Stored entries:
====================

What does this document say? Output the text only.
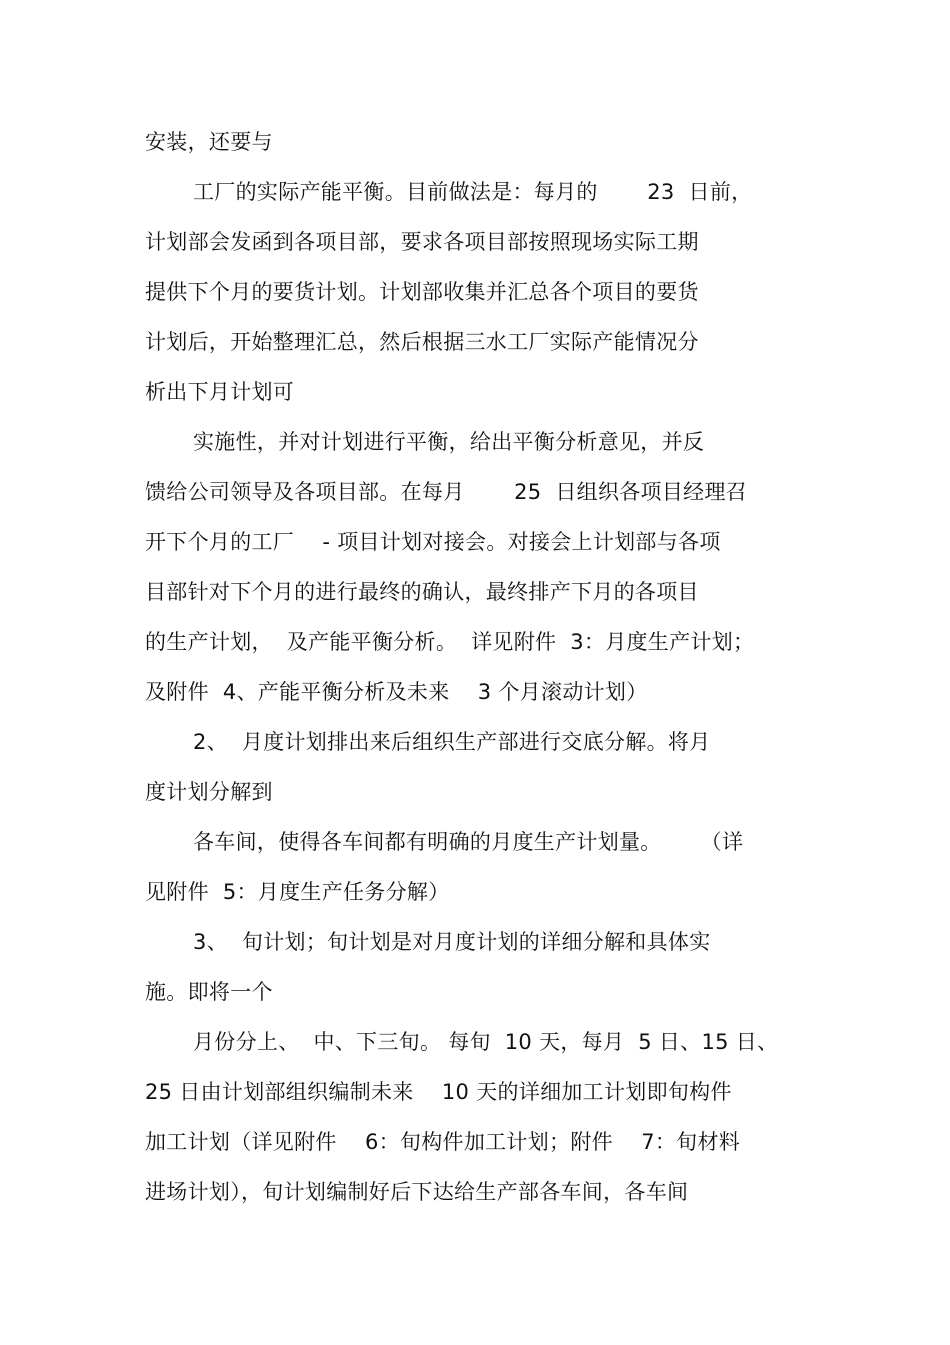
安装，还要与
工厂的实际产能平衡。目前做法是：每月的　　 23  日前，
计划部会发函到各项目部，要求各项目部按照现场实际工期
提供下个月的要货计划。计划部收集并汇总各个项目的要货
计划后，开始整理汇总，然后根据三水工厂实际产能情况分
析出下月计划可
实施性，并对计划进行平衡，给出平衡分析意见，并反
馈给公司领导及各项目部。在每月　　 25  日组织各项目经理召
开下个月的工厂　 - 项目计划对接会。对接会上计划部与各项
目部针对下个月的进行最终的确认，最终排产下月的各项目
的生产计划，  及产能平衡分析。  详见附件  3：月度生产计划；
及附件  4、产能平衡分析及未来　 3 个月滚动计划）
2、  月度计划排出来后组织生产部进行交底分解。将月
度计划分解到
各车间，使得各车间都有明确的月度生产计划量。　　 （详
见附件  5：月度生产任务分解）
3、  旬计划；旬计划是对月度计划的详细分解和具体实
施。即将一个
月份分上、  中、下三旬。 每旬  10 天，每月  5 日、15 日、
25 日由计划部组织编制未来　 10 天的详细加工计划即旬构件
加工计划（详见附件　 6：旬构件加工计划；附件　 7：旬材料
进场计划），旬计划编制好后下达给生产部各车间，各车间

====================

● Set exercise
Without including any picture, retype the entries exactly.

● Completed task
What does this document say? Output the text only.
安装，还要与
工厂的实际产能平衡。目前做法是：每月的　　 23  日前，
计划部会发函到各项目部，要求各项目部按照现场实际工期
提供下个月的要货计划。计划部收集并汇总各个项目的要货
计划后，开始整理汇总，然后根据三水工厂实际产能情况分
析出下月计划可
实施性，并对计划进行平衡，给出平衡分析意见，并反
馈给公司领导及各项目部。在每月　　 25  日组织各项目经理召
开下个月的工厂　 - 项目计划对接会。对接会上计划部与各项
目部针对下个月的进行最终的确认，最终排产下月的各项目
的生产计划，  及产能平衡分析。  详见附件  3：月度生产计划；
及附件  4、产能平衡分析及未来　 3 个月滚动计划）
2、  月度计划排出来后组织生产部进行交底分解。将月
度计划分解到
各车间，使得各车间都有明确的月度生产计划量。　　 （详
见附件  5：月度生产任务分解）
3、  旬计划；旬计划是对月度计划的详细分解和具体实
施。即将一个
月份分上、  中、下三旬。 每旬  10 天，每月  5 日、15 日、
25 日由计划部组织编制未来　 10 天的详细加工计划即旬构件
加工计划（详见附件　 6：旬构件加工计划；附件　 7：旬材料
进场计划），旬计划编制好后下达给生产部各车间，各车间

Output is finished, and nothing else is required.